Dataset rows about figures:
-- start --
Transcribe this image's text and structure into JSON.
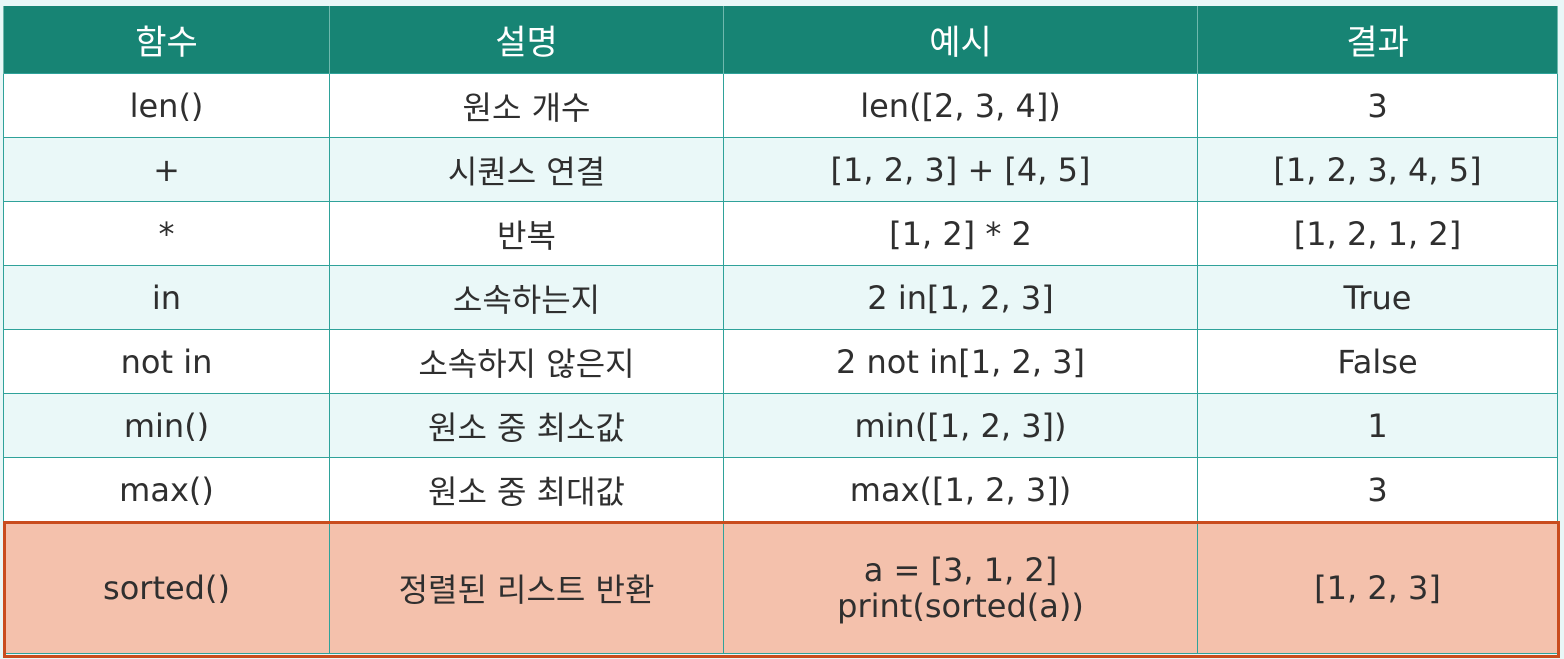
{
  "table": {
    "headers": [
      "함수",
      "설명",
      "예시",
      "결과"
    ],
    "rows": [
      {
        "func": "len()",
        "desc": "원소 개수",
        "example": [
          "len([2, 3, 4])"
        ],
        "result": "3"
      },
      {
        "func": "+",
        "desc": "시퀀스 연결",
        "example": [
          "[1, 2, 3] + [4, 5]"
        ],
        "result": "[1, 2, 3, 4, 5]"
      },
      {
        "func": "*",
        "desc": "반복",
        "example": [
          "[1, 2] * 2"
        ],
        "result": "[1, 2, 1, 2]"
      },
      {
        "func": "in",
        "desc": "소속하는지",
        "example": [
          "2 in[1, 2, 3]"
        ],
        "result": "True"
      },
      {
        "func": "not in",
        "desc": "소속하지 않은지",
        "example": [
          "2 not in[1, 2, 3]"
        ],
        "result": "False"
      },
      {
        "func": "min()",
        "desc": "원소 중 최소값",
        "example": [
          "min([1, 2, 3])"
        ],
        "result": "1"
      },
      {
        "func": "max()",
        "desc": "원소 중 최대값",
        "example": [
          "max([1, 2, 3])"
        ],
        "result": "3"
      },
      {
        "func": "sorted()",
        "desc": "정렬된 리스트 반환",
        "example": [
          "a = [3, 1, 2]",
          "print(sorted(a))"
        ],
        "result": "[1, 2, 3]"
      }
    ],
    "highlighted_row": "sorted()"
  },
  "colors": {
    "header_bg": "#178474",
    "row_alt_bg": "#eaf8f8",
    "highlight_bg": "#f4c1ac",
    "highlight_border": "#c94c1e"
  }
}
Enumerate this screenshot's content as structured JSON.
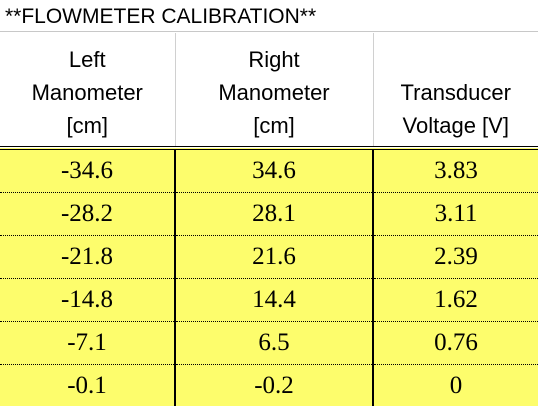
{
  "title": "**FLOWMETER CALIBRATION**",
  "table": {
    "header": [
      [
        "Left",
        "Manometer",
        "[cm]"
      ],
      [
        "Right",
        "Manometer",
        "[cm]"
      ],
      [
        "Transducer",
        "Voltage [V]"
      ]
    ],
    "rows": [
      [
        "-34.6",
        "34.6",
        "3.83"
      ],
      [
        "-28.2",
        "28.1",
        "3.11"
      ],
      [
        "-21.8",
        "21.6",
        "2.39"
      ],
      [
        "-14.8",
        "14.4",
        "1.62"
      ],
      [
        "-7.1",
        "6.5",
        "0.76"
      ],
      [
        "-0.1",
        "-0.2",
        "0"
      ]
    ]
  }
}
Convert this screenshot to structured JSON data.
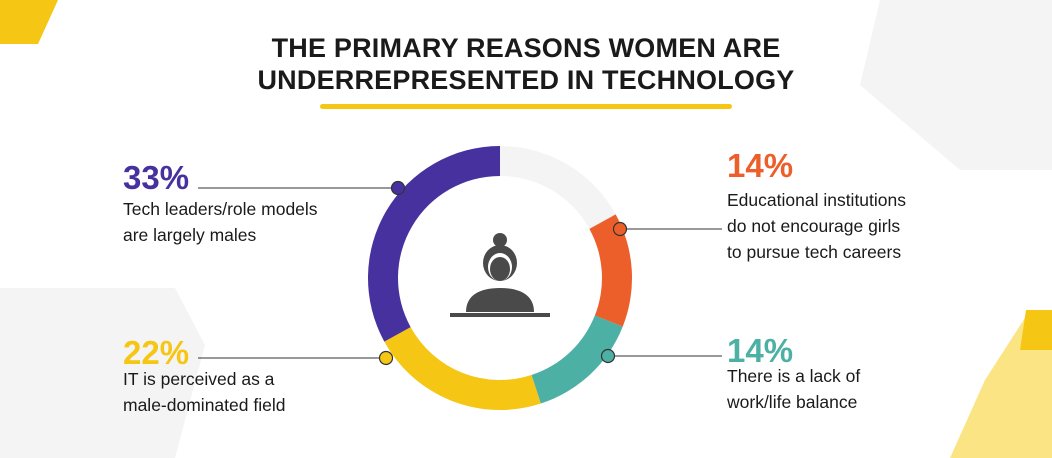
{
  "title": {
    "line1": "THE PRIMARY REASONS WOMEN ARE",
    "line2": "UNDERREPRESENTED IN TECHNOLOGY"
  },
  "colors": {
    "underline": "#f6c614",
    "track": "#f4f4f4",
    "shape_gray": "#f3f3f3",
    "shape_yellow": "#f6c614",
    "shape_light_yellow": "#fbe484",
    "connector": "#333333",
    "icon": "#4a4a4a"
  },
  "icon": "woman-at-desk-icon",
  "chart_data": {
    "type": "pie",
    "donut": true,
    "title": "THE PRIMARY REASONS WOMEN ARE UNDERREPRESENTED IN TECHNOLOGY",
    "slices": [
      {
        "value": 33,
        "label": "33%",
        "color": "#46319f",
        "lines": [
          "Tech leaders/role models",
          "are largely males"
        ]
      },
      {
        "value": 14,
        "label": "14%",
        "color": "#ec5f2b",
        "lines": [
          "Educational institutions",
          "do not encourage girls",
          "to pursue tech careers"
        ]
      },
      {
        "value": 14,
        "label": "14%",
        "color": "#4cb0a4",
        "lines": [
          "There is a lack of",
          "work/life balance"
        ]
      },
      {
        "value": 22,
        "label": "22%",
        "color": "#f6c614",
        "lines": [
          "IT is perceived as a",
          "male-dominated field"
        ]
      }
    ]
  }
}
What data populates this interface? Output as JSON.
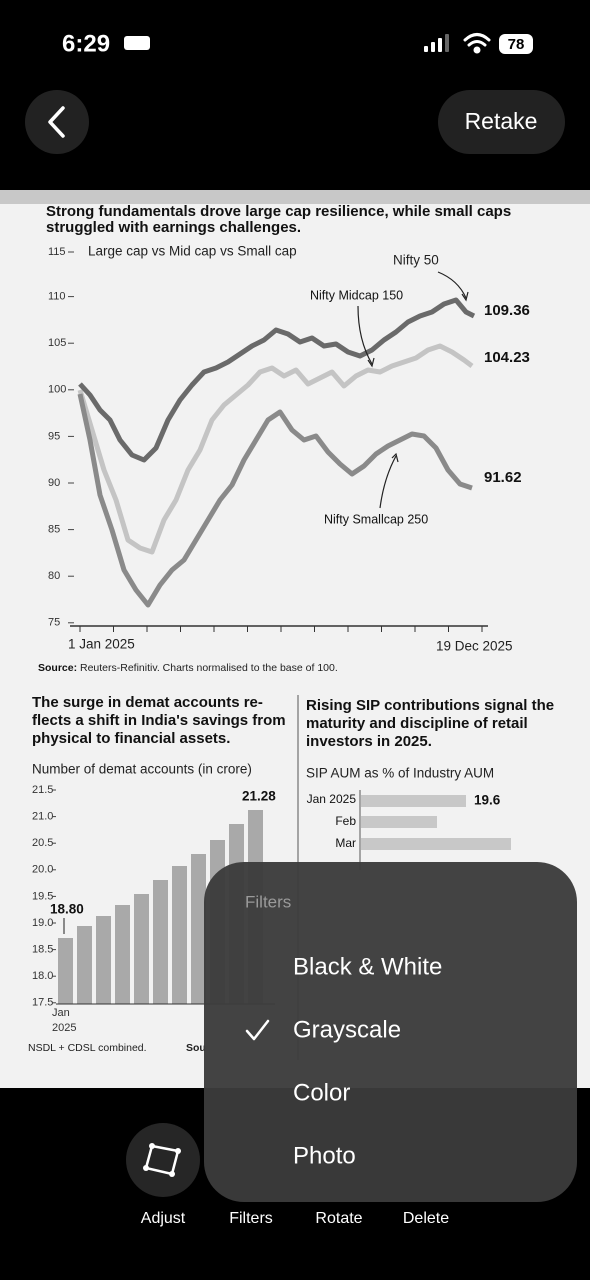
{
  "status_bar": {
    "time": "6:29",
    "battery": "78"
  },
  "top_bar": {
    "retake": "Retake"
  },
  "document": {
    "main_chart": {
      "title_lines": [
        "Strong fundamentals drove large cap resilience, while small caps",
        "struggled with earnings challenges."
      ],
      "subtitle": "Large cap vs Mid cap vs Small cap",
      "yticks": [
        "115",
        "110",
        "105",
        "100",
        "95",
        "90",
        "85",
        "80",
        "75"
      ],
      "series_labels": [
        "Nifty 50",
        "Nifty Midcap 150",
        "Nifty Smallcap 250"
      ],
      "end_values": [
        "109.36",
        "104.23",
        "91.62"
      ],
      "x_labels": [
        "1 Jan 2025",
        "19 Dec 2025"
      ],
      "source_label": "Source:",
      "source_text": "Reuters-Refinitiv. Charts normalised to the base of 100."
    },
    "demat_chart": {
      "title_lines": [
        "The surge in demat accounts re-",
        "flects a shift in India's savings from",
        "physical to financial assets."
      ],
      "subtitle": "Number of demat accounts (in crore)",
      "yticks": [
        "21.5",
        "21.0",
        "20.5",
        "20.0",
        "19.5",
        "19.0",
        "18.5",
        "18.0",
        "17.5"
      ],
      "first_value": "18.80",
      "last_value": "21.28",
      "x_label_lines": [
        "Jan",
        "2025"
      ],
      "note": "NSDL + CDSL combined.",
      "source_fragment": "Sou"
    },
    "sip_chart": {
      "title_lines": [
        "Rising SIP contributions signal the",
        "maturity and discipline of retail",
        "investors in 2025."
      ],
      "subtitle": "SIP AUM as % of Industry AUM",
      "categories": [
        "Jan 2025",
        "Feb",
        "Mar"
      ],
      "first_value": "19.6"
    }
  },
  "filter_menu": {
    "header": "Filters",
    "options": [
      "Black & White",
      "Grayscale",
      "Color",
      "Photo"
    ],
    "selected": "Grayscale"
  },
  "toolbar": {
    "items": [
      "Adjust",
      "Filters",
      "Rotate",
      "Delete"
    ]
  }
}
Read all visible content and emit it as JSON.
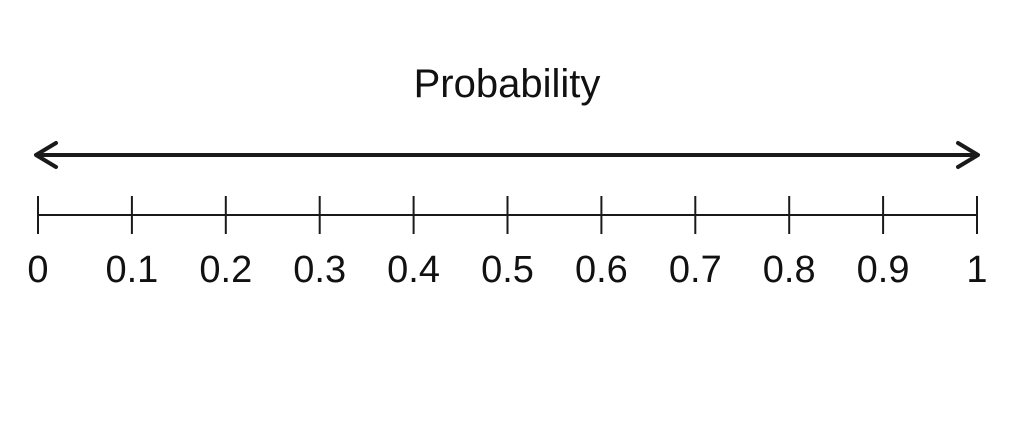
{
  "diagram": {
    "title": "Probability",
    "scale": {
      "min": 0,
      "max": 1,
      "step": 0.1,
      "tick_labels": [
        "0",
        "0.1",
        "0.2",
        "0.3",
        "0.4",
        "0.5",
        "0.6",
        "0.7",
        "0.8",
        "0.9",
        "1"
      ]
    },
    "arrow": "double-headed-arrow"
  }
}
-- end --
• THE TASK:
Pictures in the data above should not be copied; transcribe everything else exactly.

• SOLUTION TO THE PROBLEM:
Transcribe this image's text and structure into JSON.
{
  "table": {
    "headers": [
      "함수",
      "설명",
      "예시",
      "결과"
    ],
    "rows": [
      {
        "func": "len()",
        "desc": "원소 개수",
        "example": [
          "len([2, 3, 4])"
        ],
        "result": "3"
      },
      {
        "func": "+",
        "desc": "시퀀스 연결",
        "example": [
          "[1, 2, 3] + [4, 5]"
        ],
        "result": "[1, 2, 3, 4, 5]"
      },
      {
        "func": "*",
        "desc": "반복",
        "example": [
          "[1, 2] * 2"
        ],
        "result": "[1, 2, 1, 2]"
      },
      {
        "func": "in",
        "desc": "소속하는지",
        "example": [
          "2 in[1, 2, 3]"
        ],
        "result": "True"
      },
      {
        "func": "not in",
        "desc": "소속하지 않은지",
        "example": [
          "2 not in[1, 2, 3]"
        ],
        "result": "False"
      },
      {
        "func": "min()",
        "desc": "원소 중 최소값",
        "example": [
          "min([1, 2, 3])"
        ],
        "result": "1"
      },
      {
        "func": "max()",
        "desc": "원소 중 최대값",
        "example": [
          "max([1, 2, 3])"
        ],
        "result": "3"
      },
      {
        "func": "sorted()",
        "desc": "정렬된 리스트 반환",
        "example": [
          "a = [3, 1, 2]",
          "print(sorted(a))"
        ],
        "result": "[1, 2, 3]"
      }
    ],
    "highlighted_row": "sorted()"
  },
  "colors": {
    "header_bg": "#178474",
    "row_alt_bg": "#eaf8f8",
    "highlight_bg": "#f4c1ac",
    "highlight_border": "#c94c1e"
  }
}
Enumerate this screenshot's content as structured JSON.
{
  "title": "**FLOWMETER CALIBRATION**",
  "table": {
    "header": [
      [
        "Left",
        "Manometer",
        "[cm]"
      ],
      [
        "Right",
        "Manometer",
        "[cm]"
      ],
      [
        "Transducer",
        "Voltage [V]"
      ]
    ],
    "rows": [
      [
        "-34.6",
        "34.6",
        "3.83"
      ],
      [
        "-28.2",
        "28.1",
        "3.11"
      ],
      [
        "-21.8",
        "21.6",
        "2.39"
      ],
      [
        "-14.8",
        "14.4",
        "1.62"
      ],
      [
        "-7.1",
        "6.5",
        "0.76"
      ],
      [
        "-0.1",
        "-0.2",
        "0"
      ]
    ]
  }
}
Convert this screenshot to structured JSON data.
{
  "title": {
    "line1": "THE PRIMARY REASONS WOMEN ARE",
    "line2": "UNDERREPRESENTED IN TECHNOLOGY"
  },
  "colors": {
    "underline": "#f6c614",
    "track": "#f4f4f4",
    "shape_gray": "#f3f3f3",
    "shape_yellow": "#f6c614",
    "shape_light_yellow": "#fbe484",
    "connector": "#333333",
    "icon": "#4a4a4a"
  },
  "icon": "woman-at-desk-icon",
  "chart_data": {
    "type": "pie",
    "donut": true,
    "title": "THE PRIMARY REASONS WOMEN ARE UNDERREPRESENTED IN TECHNOLOGY",
    "slices": [
      {
        "value": 33,
        "label": "33%",
        "color": "#46319f",
        "lines": [
          "Tech leaders/role models",
          "are largely males"
        ]
      },
      {
        "value": 14,
        "label": "14%",
        "color": "#ec5f2b",
        "lines": [
          "Educational institutions",
          "do not encourage girls",
          "to pursue tech careers"
        ]
      },
      {
        "value": 14,
        "label": "14%",
        "color": "#4cb0a4",
        "lines": [
          "There is a lack of",
          "work/life balance"
        ]
      },
      {
        "value": 22,
        "label": "22%",
        "color": "#f6c614",
        "lines": [
          "IT is perceived as a",
          "male-dominated field"
        ]
      }
    ]
  }
}
What data populates this interface? Output as JSON.
{
  "status_bar": {
    "time": "6:29",
    "battery": "78"
  },
  "top_bar": {
    "retake": "Retake"
  },
  "document": {
    "main_chart": {
      "title_lines": [
        "Strong fundamentals drove large cap resilience, while small caps",
        "struggled with earnings challenges."
      ],
      "subtitle": "Large cap vs Mid cap vs Small cap",
      "yticks": [
        "115",
        "110",
        "105",
        "100",
        "95",
        "90",
        "85",
        "80",
        "75"
      ],
      "series_labels": [
        "Nifty 50",
        "Nifty Midcap 150",
        "Nifty Smallcap 250"
      ],
      "end_values": [
        "109.36",
        "104.23",
        "91.62"
      ],
      "x_labels": [
        "1 Jan 2025",
        "19 Dec 2025"
      ],
      "source_label": "Source:",
      "source_text": "Reuters-Refinitiv. Charts normalised to the base of 100."
    },
    "demat_chart": {
      "title_lines": [
        "The surge in demat accounts re-",
        "flects a shift in India's savings from",
        "physical to financial assets."
      ],
      "subtitle": "Number of demat accounts (in crore)",
      "yticks": [
        "21.5",
        "21.0",
        "20.5",
        "20.0",
        "19.5",
        "19.0",
        "18.5",
        "18.0",
        "17.5"
      ],
      "first_value": "18.80",
      "last_value": "21.28",
      "x_label_lines": [
        "Jan",
        "2025"
      ],
      "note": "NSDL + CDSL combined.",
      "source_fragment": "Sou"
    },
    "sip_chart": {
      "title_lines": [
        "Rising SIP contributions signal the",
        "maturity and discipline of retail",
        "investors in 2025."
      ],
      "subtitle": "SIP AUM as % of Industry AUM",
      "categories": [
        "Jan 2025",
        "Feb",
        "Mar"
      ],
      "first_value": "19.6"
    }
  },
  "filter_menu": {
    "header": "Filters",
    "options": [
      "Black & White",
      "Grayscale",
      "Color",
      "Photo"
    ],
    "selected": "Grayscale"
  },
  "toolbar": {
    "items": [
      "Adjust",
      "Filters",
      "Rotate",
      "Delete"
    ]
  }
}
Read all visible content and emit it as JSON.
{
  "diagram": {
    "title": "Probability",
    "scale": {
      "min": 0,
      "max": 1,
      "step": 0.1,
      "tick_labels": [
        "0",
        "0.1",
        "0.2",
        "0.3",
        "0.4",
        "0.5",
        "0.6",
        "0.7",
        "0.8",
        "0.9",
        "1"
      ]
    },
    "arrow": "double-headed-arrow"
  }
}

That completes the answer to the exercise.